AVAILABLE DATA:
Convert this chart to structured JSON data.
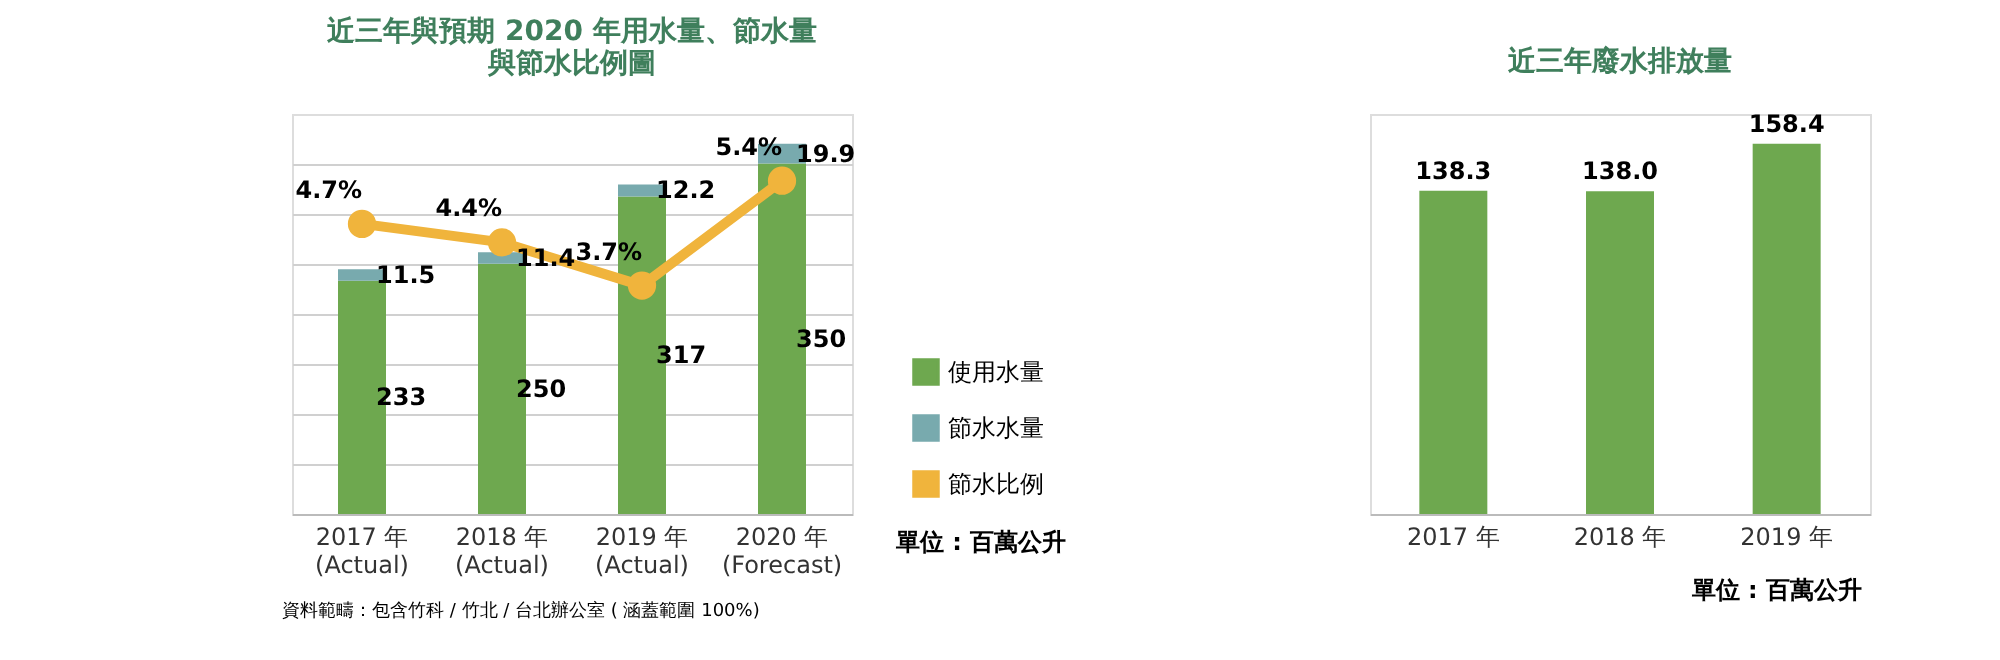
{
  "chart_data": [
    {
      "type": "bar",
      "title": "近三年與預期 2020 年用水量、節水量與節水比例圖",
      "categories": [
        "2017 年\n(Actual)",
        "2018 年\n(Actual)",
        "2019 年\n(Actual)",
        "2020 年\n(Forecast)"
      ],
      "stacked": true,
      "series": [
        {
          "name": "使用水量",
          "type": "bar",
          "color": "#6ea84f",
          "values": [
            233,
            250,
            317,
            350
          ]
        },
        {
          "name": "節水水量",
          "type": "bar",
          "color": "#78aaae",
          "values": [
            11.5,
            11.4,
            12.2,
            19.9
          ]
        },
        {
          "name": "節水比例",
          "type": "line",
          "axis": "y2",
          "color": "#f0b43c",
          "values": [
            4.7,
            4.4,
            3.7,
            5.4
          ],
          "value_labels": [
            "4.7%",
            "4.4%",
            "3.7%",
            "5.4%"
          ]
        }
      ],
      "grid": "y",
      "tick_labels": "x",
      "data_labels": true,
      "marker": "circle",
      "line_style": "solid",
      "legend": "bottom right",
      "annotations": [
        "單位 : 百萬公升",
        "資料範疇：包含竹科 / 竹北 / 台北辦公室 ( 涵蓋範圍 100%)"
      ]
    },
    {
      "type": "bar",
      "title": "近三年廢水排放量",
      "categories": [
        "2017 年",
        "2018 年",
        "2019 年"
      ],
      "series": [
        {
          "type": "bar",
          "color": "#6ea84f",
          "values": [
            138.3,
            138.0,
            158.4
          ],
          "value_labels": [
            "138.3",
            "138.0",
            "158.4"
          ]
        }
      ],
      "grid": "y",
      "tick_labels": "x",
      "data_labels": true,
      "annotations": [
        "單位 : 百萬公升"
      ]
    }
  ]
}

==

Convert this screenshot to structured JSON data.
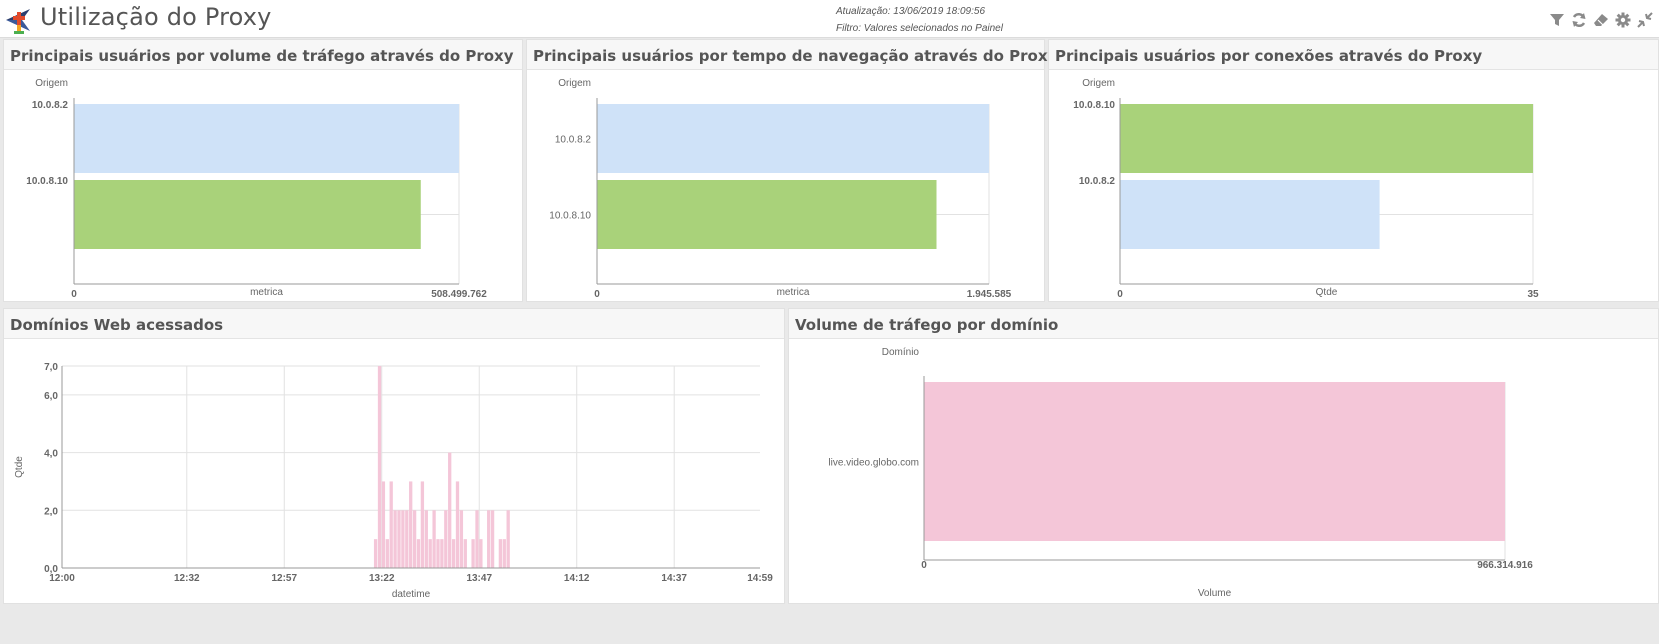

...

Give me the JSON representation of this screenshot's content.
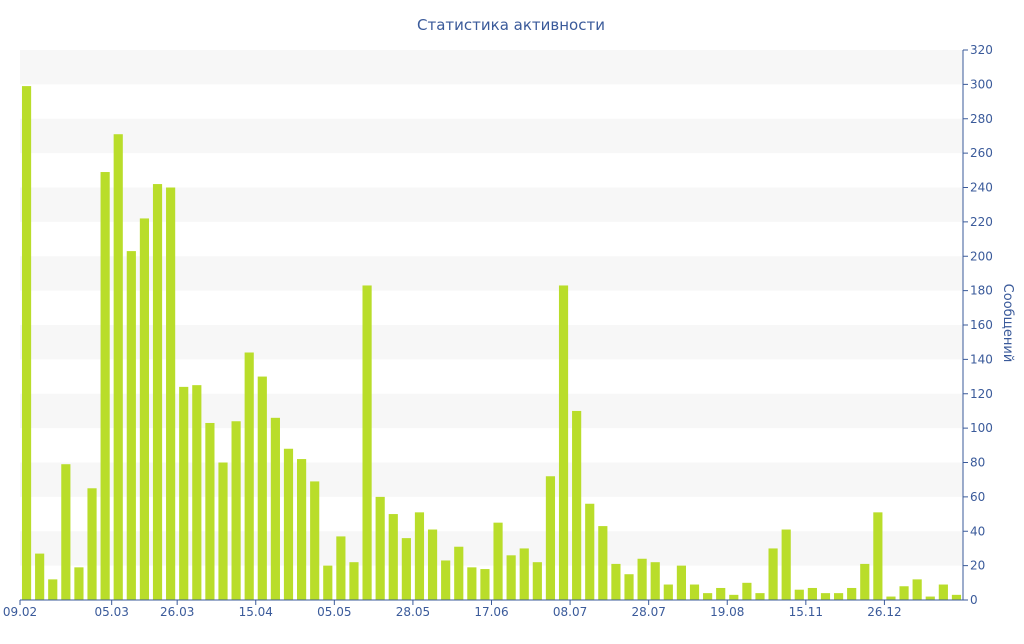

TASK TO CARRY OUT: Lines holding the word "screenshot" in the entries above are the ones to pull out. Copy them all.

TASK OUTPUT:
Convert this screenshot to structured JSON data.
Give me the JSON representation of this screenshot's content.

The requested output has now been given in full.